§ Task directions: Search the data below for "this"; list each line that holds it.
[start]
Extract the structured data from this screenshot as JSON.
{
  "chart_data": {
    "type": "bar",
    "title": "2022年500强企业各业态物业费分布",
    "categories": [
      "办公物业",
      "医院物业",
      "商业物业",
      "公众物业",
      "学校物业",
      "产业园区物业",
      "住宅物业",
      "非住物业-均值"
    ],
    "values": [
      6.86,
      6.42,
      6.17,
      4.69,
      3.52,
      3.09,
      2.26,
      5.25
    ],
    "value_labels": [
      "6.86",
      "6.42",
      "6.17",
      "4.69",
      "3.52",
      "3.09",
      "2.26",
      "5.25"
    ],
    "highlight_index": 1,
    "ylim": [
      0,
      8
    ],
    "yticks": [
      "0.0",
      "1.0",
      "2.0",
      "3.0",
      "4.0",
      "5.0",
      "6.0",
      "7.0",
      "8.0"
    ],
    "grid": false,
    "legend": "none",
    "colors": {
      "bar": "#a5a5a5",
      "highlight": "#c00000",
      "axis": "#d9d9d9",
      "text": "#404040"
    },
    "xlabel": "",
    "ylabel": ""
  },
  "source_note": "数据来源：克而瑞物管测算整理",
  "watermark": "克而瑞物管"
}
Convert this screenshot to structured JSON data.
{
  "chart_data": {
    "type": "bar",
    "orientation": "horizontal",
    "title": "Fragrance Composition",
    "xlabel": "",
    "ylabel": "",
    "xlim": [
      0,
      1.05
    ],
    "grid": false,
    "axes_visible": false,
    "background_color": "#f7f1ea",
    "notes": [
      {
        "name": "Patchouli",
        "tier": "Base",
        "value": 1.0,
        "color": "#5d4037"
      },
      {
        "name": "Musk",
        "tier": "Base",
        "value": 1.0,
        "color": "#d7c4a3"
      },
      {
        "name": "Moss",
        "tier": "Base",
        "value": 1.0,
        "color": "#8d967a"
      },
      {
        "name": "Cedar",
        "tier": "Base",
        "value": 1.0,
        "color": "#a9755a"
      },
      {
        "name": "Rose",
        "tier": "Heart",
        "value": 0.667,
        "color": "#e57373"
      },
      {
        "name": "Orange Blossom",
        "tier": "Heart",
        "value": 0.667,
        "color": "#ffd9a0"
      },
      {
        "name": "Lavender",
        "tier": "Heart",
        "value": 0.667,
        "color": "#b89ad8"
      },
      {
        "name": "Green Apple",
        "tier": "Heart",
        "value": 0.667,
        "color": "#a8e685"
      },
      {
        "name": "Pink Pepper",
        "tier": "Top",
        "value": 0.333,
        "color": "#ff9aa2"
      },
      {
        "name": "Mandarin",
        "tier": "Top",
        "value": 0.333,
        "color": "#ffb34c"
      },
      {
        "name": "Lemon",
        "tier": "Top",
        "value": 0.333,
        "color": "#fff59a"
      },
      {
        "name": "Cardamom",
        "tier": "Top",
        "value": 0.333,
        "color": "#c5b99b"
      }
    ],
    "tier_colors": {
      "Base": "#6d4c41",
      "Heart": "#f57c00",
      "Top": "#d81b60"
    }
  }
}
[end]
§ Answer below:
Extract the structured data from this screenshot as JSON.
Convert this screenshot to structured JSON data.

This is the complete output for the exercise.